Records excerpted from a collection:
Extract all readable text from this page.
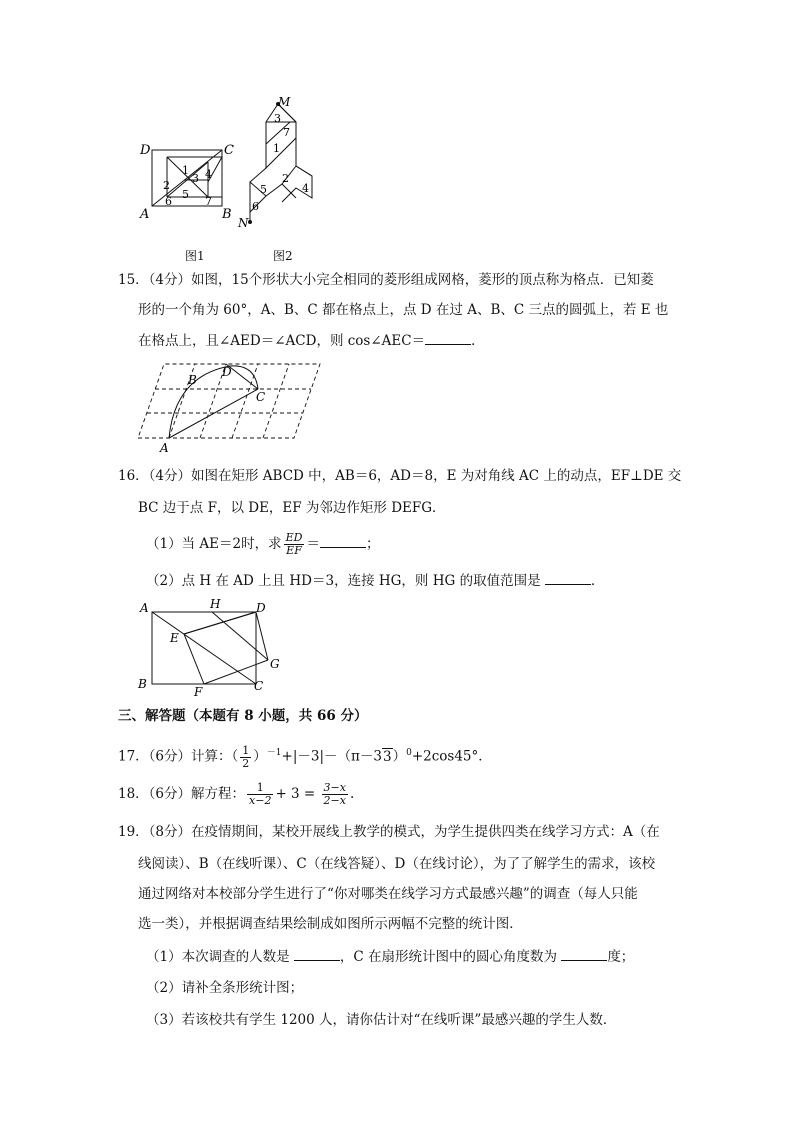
D	C
A	B
1
2
3 4
5
6	7
M
N
3
7
1
2
5	4
6
图1	图2
15．（4分）如图，15个形状大小完全相同的菱形组成网格，菱形的顶点称为格点．已知菱
形的一个角为 60°，A、B、C 都在格点上，点 D 在过 A、B、C 三点的圆弧上，若 E 也
在格点上，且∠AED＝∠ACD，则 cos∠AEC＝	．
B
D
C
A
16．（4分）如图在矩形 ABCD 中，AB＝6，AD＝8，E 为对角线 AC 上的动点，EF⊥DE 交
BC 边于点 F，以 DE，EF 为邻边作矩形 DEFG．
（1）当 AE＝2时，求 $\frac{ED}{EF}$ ＝	；
（2）点 H 在 AD 上且 HD＝3，连接 HG，则 HG 的取值范围是	．
A	H	D
E
G
B
F	C
三、解答题（本题有 8 小题，共 66 分）
17．（6分）计算：（ $\frac{1}{2} )^{-1}+|-3|-(\pi-33)^0+2\cos 45^\circ$．
18．（6分）解方程： $\frac{1}{x-2} + 3 = \frac{3-x}{2-x}$ .
19．（8分）在疫情期间，某校开展线上教学的模式，为学生提供四类在线学习方式：A（在
线阅读）、B（在线听课）、C（在线答疑）、D（在线讨论），为了了解学生的需求，该校
通过网络对本校部分学生进行了“你对哪类在线学习方式最感兴趣”的调查（每人只能
选一类），并根据调查结果绘制成如图所示两幅不完整的统计图．
（1）本次调查的人数是	，C 在扇形统计图中的圆心角度数为	度；
（2）请补全条形统计图；
（3）若该校共有学生 1200 人，请你估计对“在线听课”最感兴趣的学生人数．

_Written exercise_: Reproduce each line exactly, please, except for any pictures.

_Solution to the exercise_:
Extract all readable text from this page.
D	C
A	B
1
2
3 4
5
6	7
M
N
3
7
1
2
5	4
6
图1	图2
15．（4分）如图，15个形状大小完全相同的菱形组成网格，菱形的顶点称为格点．已知菱
形的一个角为 60°，A、B、C 都在格点上，点 D 在过 A、B、C 三点的圆弧上，若 E 也
在格点上，且∠AED＝∠ACD，则 cos∠AEC＝	．
B
D
C
A
16．（4分）如图在矩形 ABCD 中，AB＝6，AD＝8，E 为对角线 AC 上的动点，EF⊥DE 交
BC 边于点 F，以 DE，EF 为邻边作矩形 DEFG．
（1）当 AE＝2时，求 $\frac{ED}{EF}$ ＝	；
（2）点 H 在 AD 上且 HD＝3，连接 HG，则 HG 的取值范围是	．
A	H	D
E
G
B
F	C
三、解答题（本题有 8 小题，共 66 分）
17．（6分）计算：（ $\frac{1}{2} )^{-1}+|-3|-(\pi-33)^0+2\cos 45^\circ$．
18．（6分）解方程： $\frac{1}{x-2} + 3 = \frac{3-x}{2-x}$ .
19．（8分）在疫情期间，某校开展线上教学的模式，为学生提供四类在线学习方式：A（在
线阅读）、B（在线听课）、C（在线答疑）、D（在线讨论），为了了解学生的需求，该校
通过网络对本校部分学生进行了“你对哪类在线学习方式最感兴趣”的调查（每人只能
选一类），并根据调查结果绘制成如图所示两幅不完整的统计图．
（1）本次调查的人数是	，C 在扇形统计图中的圆心角度数为	度；
（2）请补全条形统计图；
（3）若该校共有学生 1200 人，请你估计对“在线听课”最感兴趣的学生人数．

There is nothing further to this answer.